REQUIRED TASK → Repeat the full listing, word for word.

GIVEN ENTRIES →
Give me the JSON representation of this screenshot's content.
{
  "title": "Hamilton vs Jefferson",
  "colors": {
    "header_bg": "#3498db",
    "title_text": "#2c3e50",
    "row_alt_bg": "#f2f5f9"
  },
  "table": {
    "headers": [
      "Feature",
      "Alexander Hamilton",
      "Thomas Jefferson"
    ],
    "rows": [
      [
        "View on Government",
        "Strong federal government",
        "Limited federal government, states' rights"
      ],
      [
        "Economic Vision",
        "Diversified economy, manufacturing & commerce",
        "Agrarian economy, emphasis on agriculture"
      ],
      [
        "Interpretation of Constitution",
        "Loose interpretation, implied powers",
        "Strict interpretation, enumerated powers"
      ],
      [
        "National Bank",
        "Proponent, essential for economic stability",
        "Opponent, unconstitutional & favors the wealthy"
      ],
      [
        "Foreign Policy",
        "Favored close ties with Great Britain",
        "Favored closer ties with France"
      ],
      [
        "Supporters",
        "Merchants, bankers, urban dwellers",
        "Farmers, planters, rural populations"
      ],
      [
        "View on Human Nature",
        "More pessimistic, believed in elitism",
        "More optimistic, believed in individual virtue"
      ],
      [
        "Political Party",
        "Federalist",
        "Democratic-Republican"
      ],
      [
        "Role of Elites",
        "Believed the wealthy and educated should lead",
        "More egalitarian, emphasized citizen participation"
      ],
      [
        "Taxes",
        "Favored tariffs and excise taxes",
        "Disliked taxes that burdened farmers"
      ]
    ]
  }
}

THE RESPONSE →
Give me the JSON representation of this screenshot's content.
{
  "title": "Hamilton vs Jefferson",
  "colors": {
    "header_bg": "#3498db",
    "title_text": "#2c3e50",
    "row_alt_bg": "#f2f5f9"
  },
  "table": {
    "headers": [
      "Feature",
      "Alexander Hamilton",
      "Thomas Jefferson"
    ],
    "rows": [
      [
        "View on Government",
        "Strong federal government",
        "Limited federal government, states' rights"
      ],
      [
        "Economic Vision",
        "Diversified economy, manufacturing & commerce",
        "Agrarian economy, emphasis on agriculture"
      ],
      [
        "Interpretation of Constitution",
        "Loose interpretation, implied powers",
        "Strict interpretation, enumerated powers"
      ],
      [
        "National Bank",
        "Proponent, essential for economic stability",
        "Opponent, unconstitutional & favors the wealthy"
      ],
      [
        "Foreign Policy",
        "Favored close ties with Great Britain",
        "Favored closer ties with France"
      ],
      [
        "Supporters",
        "Merchants, bankers, urban dwellers",
        "Farmers, planters, rural populations"
      ],
      [
        "View on Human Nature",
        "More pessimistic, believed in elitism",
        "More optimistic, believed in individual virtue"
      ],
      [
        "Political Party",
        "Federalist",
        "Democratic-Republican"
      ],
      [
        "Role of Elites",
        "Believed the wealthy and educated should lead",
        "More egalitarian, emphasized citizen participation"
      ],
      [
        "Taxes",
        "Favored tariffs and excise taxes",
        "Disliked taxes that burdened farmers"
      ]
    ]
  }
}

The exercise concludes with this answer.